● EXERCISE BRIEF:
Output the data below in full, byte for byte. Nothing may differ.
— Start —
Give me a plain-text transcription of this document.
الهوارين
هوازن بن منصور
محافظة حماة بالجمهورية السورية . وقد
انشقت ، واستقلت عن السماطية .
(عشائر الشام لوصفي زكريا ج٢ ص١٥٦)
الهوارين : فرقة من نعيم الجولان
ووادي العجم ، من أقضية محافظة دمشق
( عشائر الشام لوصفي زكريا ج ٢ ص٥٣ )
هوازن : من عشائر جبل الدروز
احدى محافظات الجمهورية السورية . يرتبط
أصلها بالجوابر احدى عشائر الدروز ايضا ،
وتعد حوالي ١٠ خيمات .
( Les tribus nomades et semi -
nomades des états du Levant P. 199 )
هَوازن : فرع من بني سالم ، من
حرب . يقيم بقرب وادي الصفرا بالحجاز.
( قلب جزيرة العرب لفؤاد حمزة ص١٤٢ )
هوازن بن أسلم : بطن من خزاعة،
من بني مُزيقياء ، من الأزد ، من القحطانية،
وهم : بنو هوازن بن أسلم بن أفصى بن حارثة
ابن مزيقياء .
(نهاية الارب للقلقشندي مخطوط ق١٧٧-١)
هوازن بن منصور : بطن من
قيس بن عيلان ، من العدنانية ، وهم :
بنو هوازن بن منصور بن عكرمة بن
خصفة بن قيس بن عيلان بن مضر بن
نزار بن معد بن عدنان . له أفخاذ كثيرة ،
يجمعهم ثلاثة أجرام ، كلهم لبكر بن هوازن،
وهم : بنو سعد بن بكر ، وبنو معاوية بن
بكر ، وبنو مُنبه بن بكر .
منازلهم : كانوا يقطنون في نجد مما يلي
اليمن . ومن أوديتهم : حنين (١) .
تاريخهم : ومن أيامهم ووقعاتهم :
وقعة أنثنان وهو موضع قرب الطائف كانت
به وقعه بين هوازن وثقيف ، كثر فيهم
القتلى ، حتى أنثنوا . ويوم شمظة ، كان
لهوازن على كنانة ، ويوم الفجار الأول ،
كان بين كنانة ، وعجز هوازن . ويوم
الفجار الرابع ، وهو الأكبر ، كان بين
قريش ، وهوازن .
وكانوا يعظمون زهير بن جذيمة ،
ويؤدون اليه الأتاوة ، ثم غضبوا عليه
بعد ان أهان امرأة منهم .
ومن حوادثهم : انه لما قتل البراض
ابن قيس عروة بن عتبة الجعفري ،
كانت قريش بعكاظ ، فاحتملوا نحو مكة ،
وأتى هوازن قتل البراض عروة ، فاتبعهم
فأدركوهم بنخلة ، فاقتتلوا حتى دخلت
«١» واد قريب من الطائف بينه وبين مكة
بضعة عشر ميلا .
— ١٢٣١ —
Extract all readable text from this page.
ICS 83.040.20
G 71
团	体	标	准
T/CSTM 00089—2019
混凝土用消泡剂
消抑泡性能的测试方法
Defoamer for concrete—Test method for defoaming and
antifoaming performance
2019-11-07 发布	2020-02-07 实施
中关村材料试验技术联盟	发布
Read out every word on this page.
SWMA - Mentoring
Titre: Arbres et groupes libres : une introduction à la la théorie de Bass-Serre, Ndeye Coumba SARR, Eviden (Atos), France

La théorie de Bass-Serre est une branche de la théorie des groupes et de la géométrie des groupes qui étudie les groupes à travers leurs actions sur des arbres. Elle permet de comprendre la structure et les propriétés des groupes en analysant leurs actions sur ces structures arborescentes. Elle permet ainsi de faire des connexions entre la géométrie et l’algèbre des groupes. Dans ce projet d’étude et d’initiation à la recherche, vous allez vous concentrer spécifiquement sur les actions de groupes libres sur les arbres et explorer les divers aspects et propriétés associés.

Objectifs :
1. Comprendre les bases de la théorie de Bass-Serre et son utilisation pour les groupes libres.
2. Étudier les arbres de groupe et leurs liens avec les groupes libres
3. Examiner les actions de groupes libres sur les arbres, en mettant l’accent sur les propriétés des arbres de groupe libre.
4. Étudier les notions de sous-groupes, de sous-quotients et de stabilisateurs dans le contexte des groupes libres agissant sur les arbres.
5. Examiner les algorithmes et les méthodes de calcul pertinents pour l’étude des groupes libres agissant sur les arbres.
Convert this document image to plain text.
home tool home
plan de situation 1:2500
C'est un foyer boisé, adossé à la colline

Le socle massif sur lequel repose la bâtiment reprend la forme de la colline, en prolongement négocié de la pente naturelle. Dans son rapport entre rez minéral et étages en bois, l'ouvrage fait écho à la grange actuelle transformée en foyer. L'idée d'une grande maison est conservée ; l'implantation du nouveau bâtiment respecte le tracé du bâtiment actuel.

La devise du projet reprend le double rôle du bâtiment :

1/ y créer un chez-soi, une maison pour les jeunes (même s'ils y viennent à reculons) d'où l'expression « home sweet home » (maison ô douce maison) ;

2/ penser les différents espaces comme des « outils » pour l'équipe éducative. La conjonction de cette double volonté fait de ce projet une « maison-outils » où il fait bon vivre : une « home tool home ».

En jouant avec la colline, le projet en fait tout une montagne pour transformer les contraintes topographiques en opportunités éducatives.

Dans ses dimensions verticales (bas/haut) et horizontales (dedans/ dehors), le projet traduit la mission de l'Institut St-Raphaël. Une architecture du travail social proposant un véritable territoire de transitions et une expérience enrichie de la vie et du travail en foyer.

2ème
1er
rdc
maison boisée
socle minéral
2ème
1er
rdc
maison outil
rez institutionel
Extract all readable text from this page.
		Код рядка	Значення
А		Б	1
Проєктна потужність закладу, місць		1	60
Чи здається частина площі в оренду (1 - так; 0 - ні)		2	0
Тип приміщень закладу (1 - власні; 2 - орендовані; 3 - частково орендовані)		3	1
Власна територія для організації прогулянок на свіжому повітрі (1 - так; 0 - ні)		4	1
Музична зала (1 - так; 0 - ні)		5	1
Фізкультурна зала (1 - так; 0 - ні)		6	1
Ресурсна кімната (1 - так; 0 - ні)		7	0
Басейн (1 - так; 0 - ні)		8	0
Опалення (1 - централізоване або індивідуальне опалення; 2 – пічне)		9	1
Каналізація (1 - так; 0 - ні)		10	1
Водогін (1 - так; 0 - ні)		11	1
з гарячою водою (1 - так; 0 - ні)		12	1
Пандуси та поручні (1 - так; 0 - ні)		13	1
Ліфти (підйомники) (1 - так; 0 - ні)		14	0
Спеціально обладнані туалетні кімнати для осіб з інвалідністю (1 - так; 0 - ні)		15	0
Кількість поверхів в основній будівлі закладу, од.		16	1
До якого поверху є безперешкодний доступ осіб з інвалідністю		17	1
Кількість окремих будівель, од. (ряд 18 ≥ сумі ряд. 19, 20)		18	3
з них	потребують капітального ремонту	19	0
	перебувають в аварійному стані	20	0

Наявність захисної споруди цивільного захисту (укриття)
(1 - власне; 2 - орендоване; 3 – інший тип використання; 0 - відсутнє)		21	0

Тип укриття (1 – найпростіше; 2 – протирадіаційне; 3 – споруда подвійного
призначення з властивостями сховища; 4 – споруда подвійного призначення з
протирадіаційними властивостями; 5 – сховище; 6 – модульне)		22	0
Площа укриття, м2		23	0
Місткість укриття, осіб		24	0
— End —
● FINAL RESULT:
Give me a plain-text transcription of this document.
الهوارين
هوازن بن منصور
محافظة حماة بالجمهورية السورية . وقد
انشقت ، واستقلت عن السماطية .
(عشائر الشام لوصفي زكريا ج٢ ص١٥٦)
الهوارين : فرقة من نعيم الجولان
ووادي العجم ، من أقضية محافظة دمشق
( عشائر الشام لوصفي زكريا ج ٢ ص٥٣ )
هوازن : من عشائر جبل الدروز
احدى محافظات الجمهورية السورية . يرتبط
أصلها بالجوابر احدى عشائر الدروز ايضا ،
وتعد حوالي ١٠ خيمات .
( Les tribus nomades et semi -
nomades des états du Levant P. 199 )
هَوازن : فرع من بني سالم ، من
حرب . يقيم بقرب وادي الصفرا بالحجاز.
( قلب جزيرة العرب لفؤاد حمزة ص١٤٢ )
هوازن بن أسلم : بطن من خزاعة،
من بني مُزيقياء ، من الأزد ، من القحطانية،
وهم : بنو هوازن بن أسلم بن أفصى بن حارثة
ابن مزيقياء .
(نهاية الارب للقلقشندي مخطوط ق١٧٧-١)
هوازن بن منصور : بطن من
قيس بن عيلان ، من العدنانية ، وهم :
بنو هوازن بن منصور بن عكرمة بن
خصفة بن قيس بن عيلان بن مضر بن
نزار بن معد بن عدنان . له أفخاذ كثيرة ،
يجمعهم ثلاثة أجرام ، كلهم لبكر بن هوازن،
وهم : بنو سعد بن بكر ، وبنو معاوية بن
بكر ، وبنو مُنبه بن بكر .
منازلهم : كانوا يقطنون في نجد مما يلي
اليمن . ومن أوديتهم : حنين (١) .
تاريخهم : ومن أيامهم ووقعاتهم :
وقعة أنثنان وهو موضع قرب الطائف كانت
به وقعه بين هوازن وثقيف ، كثر فيهم
القتلى ، حتى أنثنوا . ويوم شمظة ، كان
لهوازن على كنانة ، ويوم الفجار الأول ،
كان بين كنانة ، وعجز هوازن . ويوم
الفجار الرابع ، وهو الأكبر ، كان بين
قريش ، وهوازن .
وكانوا يعظمون زهير بن جذيمة ،
ويؤدون اليه الأتاوة ، ثم غضبوا عليه
بعد ان أهان امرأة منهم .
ومن حوادثهم : انه لما قتل البراض
ابن قيس عروة بن عتبة الجعفري ،
كانت قريش بعكاظ ، فاحتملوا نحو مكة ،
وأتى هوازن قتل البراض عروة ، فاتبعهم
فأدركوهم بنخلة ، فاقتتلوا حتى دخلت
«١» واد قريب من الطائف بينه وبين مكة
بضعة عشر ميلا .
— ١٢٣١ —
Extract all readable text from this page.
ICS 83.040.20
G 71
团	体	标	准
T/CSTM 00089—2019
混凝土用消泡剂
消抑泡性能的测试方法
Defoamer for concrete—Test method for defoaming and
antifoaming performance
2019-11-07 发布	2020-02-07 实施
中关村材料试验技术联盟	发布
Read out every word on this page.
SWMA - Mentoring
Titre: Arbres et groupes libres : une introduction à la la théorie de Bass-Serre, Ndeye Coumba SARR, Eviden (Atos), France

La théorie de Bass-Serre est une branche de la théorie des groupes et de la géométrie des groupes qui étudie les groupes à travers leurs actions sur des arbres. Elle permet de comprendre la structure et les propriétés des groupes en analysant leurs actions sur ces structures arborescentes. Elle permet ainsi de faire des connexions entre la géométrie et l’algèbre des groupes. Dans ce projet d’étude et d’initiation à la recherche, vous allez vous concentrer spécifiquement sur les actions de groupes libres sur les arbres et explorer les divers aspects et propriétés associés.

Objectifs :
1. Comprendre les bases de la théorie de Bass-Serre et son utilisation pour les groupes libres.
2. Étudier les arbres de groupe et leurs liens avec les groupes libres
3. Examiner les actions de groupes libres sur les arbres, en mettant l’accent sur les propriétés des arbres de groupe libre.
4. Étudier les notions de sous-groupes, de sous-quotients et de stabilisateurs dans le contexte des groupes libres agissant sur les arbres.
5. Examiner les algorithmes et les méthodes de calcul pertinents pour l’étude des groupes libres agissant sur les arbres.
Convert this document image to plain text.
home tool home
plan de situation 1:2500
C'est un foyer boisé, adossé à la colline

Le socle massif sur lequel repose la bâtiment reprend la forme de la colline, en prolongement négocié de la pente naturelle. Dans son rapport entre rez minéral et étages en bois, l'ouvrage fait écho à la grange actuelle transformée en foyer. L'idée d'une grande maison est conservée ; l'implantation du nouveau bâtiment respecte le tracé du bâtiment actuel.

La devise du projet reprend le double rôle du bâtiment :

1/ y créer un chez-soi, une maison pour les jeunes (même s'ils y viennent à reculons) d'où l'expression « home sweet home » (maison ô douce maison) ;

2/ penser les différents espaces comme des « outils » pour l'équipe éducative. La conjonction de cette double volonté fait de ce projet une « maison-outils » où il fait bon vivre : une « home tool home ».

En jouant avec la colline, le projet en fait tout une montagne pour transformer les contraintes topographiques en opportunités éducatives.

Dans ses dimensions verticales (bas/haut) et horizontales (dedans/ dehors), le projet traduit la mission de l'Institut St-Raphaël. Une architecture du travail social proposant un véritable territoire de transitions et une expérience enrichie de la vie et du travail en foyer.

2ème
1er
rdc
maison boisée
socle minéral
2ème
1er
rdc
maison outil
rez institutionel
Extract all readable text from this page.
		Код рядка	Значення
А		Б	1
Проєктна потужність закладу, місць		1	60
Чи здається частина площі в оренду (1 - так; 0 - ні)		2	0
Тип приміщень закладу (1 - власні; 2 - орендовані; 3 - частково орендовані)		3	1
Власна територія для організації прогулянок на свіжому повітрі (1 - так; 0 - ні)		4	1
Музична зала (1 - так; 0 - ні)		5	1
Фізкультурна зала (1 - так; 0 - ні)		6	1
Ресурсна кімната (1 - так; 0 - ні)		7	0
Басейн (1 - так; 0 - ні)		8	0
Опалення (1 - централізоване або індивідуальне опалення; 2 – пічне)		9	1
Каналізація (1 - так; 0 - ні)		10	1
Водогін (1 - так; 0 - ні)		11	1
з гарячою водою (1 - так; 0 - ні)		12	1
Пандуси та поручні (1 - так; 0 - ні)		13	1
Ліфти (підйомники) (1 - так; 0 - ні)		14	0
Спеціально обладнані туалетні кімнати для осіб з інвалідністю (1 - так; 0 - ні)		15	0
Кількість поверхів в основній будівлі закладу, од.		16	1
До якого поверху є безперешкодний доступ осіб з інвалідністю		17	1
Кількість окремих будівель, од. (ряд 18 ≥ сумі ряд. 19, 20)		18	3
з них	потребують капітального ремонту	19	0
	перебувають в аварійному стані	20	0

Наявність захисної споруди цивільного захисту (укриття)
(1 - власне; 2 - орендоване; 3 – інший тип використання; 0 - відсутнє)		21	0

Тип укриття (1 – найпростіше; 2 – протирадіаційне; 3 – споруда подвійного
призначення з властивостями сховища; 4 – споруда подвійного призначення з
протирадіаційними властивостями; 5 – сховище; 6 – модульне)		22	0
Площа укриття, м2		23	0
Місткість укриття, осіб		24	0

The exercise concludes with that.